= Prompt =
Note each line where "central" appears, and copy it.

= Task input =

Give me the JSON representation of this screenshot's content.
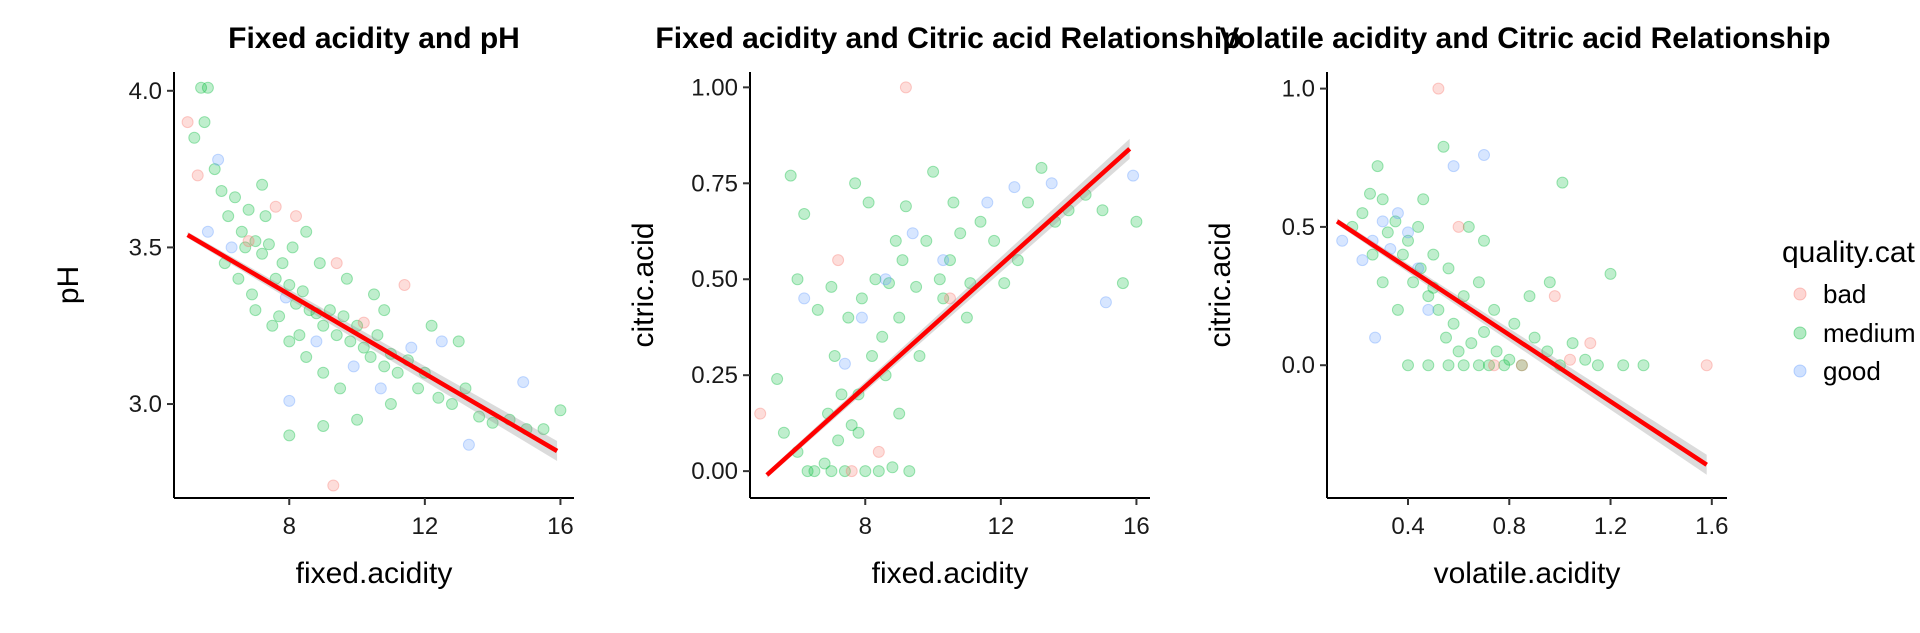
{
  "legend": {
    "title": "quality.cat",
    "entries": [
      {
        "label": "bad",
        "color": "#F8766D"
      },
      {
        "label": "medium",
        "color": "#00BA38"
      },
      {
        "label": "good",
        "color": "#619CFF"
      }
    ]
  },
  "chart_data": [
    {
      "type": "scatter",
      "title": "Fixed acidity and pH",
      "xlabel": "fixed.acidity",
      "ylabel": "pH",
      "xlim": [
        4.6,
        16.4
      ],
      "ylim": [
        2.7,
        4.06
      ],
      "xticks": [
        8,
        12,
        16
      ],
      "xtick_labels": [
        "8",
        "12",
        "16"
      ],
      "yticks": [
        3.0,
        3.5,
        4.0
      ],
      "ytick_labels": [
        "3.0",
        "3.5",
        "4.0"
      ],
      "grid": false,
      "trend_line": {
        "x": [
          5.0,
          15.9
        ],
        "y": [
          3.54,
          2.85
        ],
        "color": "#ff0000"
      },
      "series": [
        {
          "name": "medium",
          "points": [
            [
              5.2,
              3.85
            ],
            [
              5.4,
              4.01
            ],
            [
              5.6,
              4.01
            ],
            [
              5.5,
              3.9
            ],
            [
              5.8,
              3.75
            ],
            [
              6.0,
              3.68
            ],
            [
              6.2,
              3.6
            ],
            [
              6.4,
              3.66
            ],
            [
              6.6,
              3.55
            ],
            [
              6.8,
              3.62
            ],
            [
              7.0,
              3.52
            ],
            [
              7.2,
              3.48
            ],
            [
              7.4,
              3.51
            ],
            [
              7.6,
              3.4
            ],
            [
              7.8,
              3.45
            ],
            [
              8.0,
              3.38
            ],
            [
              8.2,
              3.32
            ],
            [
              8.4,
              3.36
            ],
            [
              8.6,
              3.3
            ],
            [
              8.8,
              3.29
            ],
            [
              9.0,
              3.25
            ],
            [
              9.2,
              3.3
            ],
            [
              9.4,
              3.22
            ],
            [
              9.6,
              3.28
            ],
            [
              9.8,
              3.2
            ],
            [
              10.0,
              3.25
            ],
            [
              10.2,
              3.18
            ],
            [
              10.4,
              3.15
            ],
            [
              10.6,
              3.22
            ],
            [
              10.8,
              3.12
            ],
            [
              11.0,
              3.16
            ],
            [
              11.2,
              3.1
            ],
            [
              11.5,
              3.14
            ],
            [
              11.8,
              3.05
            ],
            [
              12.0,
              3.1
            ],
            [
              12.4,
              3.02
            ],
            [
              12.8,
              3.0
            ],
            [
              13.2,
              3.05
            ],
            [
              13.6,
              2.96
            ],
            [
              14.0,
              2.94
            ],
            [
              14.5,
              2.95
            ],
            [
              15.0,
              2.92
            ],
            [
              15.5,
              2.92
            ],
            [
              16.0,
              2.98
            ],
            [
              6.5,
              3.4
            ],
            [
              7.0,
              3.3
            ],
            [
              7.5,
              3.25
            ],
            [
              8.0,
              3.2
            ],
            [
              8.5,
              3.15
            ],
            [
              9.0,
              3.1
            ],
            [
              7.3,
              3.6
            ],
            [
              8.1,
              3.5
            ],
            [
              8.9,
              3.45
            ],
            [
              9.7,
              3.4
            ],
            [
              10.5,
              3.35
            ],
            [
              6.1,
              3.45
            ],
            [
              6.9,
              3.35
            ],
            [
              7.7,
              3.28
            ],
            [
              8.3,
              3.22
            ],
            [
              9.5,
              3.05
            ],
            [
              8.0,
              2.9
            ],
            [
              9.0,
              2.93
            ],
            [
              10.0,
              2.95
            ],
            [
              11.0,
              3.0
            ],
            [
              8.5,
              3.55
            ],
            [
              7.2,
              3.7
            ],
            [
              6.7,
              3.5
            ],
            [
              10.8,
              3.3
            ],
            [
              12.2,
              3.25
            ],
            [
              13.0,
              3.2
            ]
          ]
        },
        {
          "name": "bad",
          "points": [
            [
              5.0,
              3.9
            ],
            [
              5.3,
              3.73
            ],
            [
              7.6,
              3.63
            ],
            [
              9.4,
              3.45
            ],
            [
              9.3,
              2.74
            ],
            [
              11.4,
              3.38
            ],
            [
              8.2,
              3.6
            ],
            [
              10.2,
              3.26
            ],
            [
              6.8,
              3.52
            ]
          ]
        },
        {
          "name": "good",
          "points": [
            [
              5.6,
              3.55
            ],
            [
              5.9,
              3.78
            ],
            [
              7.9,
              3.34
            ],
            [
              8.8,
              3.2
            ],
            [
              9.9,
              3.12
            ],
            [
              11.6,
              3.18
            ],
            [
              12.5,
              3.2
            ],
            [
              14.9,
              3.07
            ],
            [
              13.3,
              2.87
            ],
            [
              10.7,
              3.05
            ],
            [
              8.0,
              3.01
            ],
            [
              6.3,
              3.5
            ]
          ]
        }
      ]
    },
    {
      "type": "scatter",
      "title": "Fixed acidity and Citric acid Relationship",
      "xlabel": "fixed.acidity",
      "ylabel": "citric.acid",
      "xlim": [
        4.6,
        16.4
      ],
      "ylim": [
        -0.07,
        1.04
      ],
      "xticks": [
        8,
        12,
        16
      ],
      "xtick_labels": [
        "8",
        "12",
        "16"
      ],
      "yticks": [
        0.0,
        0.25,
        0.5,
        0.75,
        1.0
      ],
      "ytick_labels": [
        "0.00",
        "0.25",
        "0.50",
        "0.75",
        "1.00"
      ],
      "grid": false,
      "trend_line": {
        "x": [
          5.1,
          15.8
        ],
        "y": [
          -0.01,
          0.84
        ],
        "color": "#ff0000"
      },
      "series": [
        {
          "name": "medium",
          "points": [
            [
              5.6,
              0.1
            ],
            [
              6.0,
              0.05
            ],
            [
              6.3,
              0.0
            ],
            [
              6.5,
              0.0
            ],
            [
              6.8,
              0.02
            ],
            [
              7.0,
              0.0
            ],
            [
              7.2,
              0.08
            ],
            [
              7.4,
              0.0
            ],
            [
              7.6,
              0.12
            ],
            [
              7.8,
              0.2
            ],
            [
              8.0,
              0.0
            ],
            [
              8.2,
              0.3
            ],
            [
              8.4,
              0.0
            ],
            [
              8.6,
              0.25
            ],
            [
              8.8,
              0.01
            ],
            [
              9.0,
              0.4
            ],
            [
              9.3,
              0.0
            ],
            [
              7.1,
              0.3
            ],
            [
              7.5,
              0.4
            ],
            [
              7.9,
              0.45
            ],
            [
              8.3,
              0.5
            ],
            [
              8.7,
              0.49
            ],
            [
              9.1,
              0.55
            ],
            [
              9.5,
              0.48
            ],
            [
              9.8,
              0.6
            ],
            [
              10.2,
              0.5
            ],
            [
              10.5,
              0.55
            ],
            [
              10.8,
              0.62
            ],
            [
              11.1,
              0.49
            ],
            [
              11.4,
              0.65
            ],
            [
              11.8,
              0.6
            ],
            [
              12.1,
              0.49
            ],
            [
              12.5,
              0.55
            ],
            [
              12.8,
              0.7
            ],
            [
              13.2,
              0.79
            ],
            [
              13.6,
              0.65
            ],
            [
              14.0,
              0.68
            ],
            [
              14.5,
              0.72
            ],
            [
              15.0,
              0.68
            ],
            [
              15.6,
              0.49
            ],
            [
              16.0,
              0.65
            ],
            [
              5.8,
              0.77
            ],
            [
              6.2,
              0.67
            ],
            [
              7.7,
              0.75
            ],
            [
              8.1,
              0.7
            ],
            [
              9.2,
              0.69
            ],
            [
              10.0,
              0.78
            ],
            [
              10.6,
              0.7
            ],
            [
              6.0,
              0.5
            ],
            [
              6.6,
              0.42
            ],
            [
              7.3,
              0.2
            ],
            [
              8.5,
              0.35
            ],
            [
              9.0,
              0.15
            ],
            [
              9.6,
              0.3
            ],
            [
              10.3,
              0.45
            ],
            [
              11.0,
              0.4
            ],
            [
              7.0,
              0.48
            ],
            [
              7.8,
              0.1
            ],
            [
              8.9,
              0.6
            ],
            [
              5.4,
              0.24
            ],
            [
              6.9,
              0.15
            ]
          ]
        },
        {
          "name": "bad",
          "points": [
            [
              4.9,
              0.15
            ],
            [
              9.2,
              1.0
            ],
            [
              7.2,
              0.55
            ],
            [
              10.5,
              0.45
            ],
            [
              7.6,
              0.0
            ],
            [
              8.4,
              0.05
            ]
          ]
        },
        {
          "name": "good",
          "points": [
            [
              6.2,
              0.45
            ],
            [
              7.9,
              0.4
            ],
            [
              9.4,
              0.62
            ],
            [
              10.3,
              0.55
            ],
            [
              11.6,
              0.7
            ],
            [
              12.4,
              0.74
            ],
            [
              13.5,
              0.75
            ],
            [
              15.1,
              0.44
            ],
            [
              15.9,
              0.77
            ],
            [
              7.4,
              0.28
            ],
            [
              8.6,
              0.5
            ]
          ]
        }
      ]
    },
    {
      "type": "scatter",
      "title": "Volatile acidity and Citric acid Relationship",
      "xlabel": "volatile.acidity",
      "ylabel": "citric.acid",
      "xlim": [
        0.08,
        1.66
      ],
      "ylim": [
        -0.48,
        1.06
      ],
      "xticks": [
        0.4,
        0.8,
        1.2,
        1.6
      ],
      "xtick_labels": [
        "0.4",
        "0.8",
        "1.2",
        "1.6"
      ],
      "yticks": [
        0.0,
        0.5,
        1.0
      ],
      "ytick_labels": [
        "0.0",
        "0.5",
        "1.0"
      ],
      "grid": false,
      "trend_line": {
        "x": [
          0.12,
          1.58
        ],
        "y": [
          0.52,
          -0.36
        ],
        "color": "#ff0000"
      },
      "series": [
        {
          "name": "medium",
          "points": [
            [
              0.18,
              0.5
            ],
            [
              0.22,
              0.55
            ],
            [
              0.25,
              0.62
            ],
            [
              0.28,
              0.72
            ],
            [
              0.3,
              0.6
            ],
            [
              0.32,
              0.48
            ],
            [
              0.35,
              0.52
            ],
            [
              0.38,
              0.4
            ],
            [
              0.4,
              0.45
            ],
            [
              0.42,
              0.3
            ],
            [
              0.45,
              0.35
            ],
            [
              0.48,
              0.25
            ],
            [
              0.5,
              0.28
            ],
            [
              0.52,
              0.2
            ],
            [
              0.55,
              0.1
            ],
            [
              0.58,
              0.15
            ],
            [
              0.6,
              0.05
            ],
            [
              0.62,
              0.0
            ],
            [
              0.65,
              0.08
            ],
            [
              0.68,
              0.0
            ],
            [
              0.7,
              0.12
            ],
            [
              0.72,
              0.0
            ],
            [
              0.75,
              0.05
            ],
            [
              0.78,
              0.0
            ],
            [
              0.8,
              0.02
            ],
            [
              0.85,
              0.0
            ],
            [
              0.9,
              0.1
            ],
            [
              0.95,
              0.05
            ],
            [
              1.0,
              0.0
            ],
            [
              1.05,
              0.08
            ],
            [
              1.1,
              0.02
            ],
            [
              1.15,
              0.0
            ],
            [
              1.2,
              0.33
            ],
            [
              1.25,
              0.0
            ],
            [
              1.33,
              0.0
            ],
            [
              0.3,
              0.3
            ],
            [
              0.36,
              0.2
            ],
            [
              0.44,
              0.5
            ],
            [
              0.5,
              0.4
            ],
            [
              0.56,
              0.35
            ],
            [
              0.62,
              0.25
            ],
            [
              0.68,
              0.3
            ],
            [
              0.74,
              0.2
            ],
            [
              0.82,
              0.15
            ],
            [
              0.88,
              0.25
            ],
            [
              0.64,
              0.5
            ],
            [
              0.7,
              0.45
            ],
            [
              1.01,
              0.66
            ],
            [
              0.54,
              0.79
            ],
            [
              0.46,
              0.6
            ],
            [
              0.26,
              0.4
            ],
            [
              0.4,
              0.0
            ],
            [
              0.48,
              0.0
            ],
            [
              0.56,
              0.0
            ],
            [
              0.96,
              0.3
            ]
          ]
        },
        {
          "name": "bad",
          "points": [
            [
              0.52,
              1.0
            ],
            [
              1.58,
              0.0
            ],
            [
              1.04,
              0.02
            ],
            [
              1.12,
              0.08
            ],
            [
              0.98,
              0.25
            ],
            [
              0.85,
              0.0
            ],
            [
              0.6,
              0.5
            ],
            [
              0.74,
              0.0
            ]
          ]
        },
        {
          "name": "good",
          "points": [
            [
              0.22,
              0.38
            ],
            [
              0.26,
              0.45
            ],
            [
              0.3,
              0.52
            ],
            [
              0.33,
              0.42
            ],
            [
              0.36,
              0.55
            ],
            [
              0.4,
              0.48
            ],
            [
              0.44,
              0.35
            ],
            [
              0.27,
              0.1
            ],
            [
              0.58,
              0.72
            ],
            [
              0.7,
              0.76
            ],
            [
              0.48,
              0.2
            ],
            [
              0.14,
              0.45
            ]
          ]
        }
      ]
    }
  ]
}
==
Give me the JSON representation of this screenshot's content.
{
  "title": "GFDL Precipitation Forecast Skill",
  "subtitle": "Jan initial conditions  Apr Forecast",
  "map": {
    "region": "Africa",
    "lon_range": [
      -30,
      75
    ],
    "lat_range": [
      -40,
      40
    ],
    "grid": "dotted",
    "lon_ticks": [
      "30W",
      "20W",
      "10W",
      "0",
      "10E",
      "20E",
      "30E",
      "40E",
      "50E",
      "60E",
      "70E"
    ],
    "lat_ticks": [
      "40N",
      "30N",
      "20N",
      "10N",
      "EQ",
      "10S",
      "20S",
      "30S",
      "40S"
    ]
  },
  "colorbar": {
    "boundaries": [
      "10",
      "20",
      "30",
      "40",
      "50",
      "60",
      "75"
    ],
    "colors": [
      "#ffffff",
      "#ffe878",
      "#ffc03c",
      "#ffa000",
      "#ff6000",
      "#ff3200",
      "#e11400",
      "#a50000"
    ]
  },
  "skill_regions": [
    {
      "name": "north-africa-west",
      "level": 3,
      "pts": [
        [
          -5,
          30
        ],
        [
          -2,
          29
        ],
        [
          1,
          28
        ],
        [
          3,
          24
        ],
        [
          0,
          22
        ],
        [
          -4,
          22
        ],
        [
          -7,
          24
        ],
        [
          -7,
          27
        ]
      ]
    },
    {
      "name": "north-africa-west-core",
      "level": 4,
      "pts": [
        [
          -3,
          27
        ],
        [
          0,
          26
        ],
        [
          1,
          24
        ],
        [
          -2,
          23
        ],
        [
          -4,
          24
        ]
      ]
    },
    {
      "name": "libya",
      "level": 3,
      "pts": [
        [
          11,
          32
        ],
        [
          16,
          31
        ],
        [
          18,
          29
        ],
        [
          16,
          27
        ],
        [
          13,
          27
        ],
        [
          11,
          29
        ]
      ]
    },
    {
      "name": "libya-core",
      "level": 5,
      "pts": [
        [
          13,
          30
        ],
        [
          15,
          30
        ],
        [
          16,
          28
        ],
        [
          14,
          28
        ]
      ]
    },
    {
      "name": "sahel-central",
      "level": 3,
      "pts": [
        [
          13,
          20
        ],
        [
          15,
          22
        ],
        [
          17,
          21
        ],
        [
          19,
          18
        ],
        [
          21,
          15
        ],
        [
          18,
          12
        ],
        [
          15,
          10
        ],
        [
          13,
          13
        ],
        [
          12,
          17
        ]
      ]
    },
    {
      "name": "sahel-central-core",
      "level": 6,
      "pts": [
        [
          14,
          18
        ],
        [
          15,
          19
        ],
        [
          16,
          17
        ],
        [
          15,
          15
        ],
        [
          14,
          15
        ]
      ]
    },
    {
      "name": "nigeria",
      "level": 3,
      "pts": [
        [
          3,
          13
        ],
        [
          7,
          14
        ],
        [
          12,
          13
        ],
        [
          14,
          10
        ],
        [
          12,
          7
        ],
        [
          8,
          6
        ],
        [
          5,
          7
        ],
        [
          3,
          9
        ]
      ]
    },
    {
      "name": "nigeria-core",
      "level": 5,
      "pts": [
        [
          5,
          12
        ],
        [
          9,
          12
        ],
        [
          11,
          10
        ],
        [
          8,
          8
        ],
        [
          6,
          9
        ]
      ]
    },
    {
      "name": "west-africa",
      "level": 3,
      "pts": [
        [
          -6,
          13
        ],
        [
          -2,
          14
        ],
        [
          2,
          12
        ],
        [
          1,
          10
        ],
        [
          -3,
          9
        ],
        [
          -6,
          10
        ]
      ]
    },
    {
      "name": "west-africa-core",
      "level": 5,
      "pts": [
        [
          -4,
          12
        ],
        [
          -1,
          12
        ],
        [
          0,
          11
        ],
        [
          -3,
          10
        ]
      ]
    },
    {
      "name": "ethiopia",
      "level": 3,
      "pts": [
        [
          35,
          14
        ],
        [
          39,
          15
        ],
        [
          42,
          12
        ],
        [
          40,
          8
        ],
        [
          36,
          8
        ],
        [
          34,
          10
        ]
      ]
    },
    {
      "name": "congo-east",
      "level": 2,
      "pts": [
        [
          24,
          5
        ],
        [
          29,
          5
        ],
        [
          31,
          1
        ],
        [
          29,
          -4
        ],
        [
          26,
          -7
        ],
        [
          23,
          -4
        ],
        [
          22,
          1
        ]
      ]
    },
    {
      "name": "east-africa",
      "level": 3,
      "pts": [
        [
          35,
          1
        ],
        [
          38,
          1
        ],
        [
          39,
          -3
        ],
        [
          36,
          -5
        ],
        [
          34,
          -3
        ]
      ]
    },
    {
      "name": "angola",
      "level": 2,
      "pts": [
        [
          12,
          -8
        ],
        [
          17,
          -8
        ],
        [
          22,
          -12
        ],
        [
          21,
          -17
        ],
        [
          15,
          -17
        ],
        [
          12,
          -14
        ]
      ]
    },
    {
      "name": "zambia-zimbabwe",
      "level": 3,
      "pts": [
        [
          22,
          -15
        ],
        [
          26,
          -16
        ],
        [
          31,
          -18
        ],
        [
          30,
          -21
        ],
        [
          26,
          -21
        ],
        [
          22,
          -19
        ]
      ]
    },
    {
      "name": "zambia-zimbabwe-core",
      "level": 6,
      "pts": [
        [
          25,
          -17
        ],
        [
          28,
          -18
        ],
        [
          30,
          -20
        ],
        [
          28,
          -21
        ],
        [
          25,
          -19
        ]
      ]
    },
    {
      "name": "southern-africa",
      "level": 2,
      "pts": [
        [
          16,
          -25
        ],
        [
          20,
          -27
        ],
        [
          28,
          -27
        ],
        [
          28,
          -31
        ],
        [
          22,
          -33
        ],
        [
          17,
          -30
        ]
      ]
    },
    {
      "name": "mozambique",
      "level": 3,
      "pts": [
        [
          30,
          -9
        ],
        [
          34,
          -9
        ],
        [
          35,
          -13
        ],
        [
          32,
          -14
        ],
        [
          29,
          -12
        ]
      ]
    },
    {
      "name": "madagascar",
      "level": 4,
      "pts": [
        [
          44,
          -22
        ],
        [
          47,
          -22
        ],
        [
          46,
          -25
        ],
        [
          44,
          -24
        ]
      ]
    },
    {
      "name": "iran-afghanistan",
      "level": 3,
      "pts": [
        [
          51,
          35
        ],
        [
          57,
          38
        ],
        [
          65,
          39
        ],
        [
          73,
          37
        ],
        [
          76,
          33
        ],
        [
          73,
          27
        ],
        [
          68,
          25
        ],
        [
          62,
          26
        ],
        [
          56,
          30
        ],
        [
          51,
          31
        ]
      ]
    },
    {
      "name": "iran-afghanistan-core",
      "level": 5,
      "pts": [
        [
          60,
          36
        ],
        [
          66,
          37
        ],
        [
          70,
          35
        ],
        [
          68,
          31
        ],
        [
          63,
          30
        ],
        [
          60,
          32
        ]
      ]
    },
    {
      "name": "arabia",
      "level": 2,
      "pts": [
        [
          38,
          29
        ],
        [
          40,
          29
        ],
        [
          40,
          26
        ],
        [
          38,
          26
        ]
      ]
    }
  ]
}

= Complete response =
      "name": "sahel-central",
      "name": "sahel-central-core",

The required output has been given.